Pick out each line of the records in which the word "entries" appears.

* Start Data lines *

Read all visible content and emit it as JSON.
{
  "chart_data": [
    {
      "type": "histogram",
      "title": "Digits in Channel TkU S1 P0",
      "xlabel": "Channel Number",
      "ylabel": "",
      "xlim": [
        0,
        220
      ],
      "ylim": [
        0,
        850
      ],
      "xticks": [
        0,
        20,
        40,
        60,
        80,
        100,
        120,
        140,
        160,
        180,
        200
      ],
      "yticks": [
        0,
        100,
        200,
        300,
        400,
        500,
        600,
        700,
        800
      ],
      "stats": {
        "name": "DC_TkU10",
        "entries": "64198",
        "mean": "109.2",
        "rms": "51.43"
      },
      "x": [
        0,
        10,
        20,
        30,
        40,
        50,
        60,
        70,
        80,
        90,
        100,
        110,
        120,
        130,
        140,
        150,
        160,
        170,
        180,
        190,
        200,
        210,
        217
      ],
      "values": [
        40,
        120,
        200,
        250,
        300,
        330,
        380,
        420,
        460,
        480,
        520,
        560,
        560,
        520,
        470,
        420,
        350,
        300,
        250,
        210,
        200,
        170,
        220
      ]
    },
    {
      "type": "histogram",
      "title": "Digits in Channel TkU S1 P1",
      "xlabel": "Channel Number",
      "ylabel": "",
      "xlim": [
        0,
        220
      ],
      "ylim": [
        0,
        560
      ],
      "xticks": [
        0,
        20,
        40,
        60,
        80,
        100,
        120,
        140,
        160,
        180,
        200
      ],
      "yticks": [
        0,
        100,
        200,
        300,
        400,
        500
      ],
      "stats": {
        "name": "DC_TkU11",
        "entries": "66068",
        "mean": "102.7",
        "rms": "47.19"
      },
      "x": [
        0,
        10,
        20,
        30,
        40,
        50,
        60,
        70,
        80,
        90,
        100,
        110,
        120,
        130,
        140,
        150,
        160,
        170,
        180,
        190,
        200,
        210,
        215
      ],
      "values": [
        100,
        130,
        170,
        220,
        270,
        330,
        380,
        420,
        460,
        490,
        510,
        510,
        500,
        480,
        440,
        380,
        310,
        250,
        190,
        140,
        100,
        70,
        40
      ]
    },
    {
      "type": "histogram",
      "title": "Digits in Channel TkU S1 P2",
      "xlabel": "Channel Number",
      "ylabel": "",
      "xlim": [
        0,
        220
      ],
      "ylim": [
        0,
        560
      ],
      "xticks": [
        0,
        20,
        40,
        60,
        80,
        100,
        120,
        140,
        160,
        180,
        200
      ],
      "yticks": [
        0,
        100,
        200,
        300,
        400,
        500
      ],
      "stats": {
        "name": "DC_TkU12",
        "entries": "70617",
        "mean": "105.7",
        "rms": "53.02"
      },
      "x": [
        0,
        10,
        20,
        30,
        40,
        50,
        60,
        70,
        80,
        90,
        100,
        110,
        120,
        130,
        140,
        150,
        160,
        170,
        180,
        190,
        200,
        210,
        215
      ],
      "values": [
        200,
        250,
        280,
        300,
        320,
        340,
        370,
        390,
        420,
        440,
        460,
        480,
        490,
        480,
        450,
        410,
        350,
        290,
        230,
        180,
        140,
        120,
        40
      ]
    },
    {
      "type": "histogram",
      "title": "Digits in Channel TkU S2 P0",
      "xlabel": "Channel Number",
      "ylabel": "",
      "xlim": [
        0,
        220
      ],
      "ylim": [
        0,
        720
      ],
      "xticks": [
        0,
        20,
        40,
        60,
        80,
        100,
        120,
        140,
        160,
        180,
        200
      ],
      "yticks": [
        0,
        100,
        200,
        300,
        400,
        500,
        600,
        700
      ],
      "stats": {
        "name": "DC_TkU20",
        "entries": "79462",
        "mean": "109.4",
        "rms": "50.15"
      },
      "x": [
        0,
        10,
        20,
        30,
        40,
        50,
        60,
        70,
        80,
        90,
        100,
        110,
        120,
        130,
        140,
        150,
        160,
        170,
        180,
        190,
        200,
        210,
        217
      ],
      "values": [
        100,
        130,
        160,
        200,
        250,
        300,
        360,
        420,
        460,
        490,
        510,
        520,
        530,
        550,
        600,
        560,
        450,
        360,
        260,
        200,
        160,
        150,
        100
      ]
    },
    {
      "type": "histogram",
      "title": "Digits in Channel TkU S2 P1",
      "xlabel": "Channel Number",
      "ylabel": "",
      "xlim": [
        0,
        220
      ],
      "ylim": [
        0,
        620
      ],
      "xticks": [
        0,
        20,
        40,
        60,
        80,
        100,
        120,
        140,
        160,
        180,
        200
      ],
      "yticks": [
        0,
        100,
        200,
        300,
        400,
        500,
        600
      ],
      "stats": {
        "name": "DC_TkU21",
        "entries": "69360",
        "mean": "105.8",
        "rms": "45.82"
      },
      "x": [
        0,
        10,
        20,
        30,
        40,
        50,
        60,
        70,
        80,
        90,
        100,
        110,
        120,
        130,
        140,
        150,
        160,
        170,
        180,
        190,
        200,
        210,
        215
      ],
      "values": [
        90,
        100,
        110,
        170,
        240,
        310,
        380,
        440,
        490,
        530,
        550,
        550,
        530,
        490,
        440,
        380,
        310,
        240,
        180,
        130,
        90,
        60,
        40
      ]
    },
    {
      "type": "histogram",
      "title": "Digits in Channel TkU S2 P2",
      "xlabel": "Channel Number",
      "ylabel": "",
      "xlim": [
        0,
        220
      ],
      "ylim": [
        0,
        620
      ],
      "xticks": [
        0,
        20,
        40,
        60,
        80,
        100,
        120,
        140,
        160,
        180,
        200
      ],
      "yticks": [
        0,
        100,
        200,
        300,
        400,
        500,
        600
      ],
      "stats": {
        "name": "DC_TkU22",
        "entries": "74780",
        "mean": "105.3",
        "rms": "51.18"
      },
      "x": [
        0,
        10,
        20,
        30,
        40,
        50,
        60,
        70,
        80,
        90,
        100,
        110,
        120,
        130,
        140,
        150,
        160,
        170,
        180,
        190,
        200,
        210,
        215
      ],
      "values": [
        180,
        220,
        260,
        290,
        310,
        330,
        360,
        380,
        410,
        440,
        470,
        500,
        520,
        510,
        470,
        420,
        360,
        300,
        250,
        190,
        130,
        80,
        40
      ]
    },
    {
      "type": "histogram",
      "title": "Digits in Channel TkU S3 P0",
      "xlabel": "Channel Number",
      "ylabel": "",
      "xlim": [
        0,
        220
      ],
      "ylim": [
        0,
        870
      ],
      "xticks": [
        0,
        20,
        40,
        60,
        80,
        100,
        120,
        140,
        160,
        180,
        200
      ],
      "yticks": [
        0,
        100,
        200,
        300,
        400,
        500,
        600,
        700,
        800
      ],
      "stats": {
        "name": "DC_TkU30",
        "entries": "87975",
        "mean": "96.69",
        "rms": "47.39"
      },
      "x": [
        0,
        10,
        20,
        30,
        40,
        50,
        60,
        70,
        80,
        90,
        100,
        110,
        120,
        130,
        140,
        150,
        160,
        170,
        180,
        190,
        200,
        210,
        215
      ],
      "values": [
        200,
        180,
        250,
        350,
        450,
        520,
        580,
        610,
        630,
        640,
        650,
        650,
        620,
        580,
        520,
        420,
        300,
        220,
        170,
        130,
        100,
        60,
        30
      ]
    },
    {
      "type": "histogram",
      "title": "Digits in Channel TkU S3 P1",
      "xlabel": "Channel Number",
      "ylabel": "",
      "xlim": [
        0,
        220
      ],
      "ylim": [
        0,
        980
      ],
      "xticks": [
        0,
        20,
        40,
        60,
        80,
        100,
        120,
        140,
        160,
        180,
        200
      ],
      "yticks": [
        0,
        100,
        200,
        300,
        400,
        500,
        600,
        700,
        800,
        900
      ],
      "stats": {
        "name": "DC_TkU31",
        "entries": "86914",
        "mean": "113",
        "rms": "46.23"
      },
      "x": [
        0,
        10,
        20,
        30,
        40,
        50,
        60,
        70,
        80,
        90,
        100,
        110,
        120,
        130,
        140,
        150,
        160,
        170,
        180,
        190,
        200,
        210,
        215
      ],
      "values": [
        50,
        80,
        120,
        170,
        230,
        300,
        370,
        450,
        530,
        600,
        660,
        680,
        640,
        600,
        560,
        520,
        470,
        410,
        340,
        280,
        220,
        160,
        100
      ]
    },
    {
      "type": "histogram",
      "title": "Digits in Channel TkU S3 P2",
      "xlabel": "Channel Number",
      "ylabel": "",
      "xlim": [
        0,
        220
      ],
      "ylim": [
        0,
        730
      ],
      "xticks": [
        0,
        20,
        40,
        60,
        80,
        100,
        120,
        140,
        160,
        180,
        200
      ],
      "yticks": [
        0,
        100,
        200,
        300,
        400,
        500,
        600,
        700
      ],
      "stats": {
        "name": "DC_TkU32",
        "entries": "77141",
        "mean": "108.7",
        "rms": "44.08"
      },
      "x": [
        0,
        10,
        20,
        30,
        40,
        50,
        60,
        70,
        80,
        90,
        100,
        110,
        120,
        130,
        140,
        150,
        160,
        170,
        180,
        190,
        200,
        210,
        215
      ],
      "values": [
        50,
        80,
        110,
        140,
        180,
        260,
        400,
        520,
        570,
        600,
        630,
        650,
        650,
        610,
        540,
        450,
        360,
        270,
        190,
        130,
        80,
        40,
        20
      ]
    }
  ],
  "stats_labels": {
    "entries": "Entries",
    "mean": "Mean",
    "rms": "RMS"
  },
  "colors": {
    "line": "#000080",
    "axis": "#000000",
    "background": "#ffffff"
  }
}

* End Data lines *

* Answer:
        "entries": "64198",
        "entries": "66068",
        "entries": "70617",
        "entries": "79462",
        "entries": "69360",
        "entries": "74780",
        "entries": "87975",
        "entries": "86914",
        "entries": "77141",
    "entries": "Entries",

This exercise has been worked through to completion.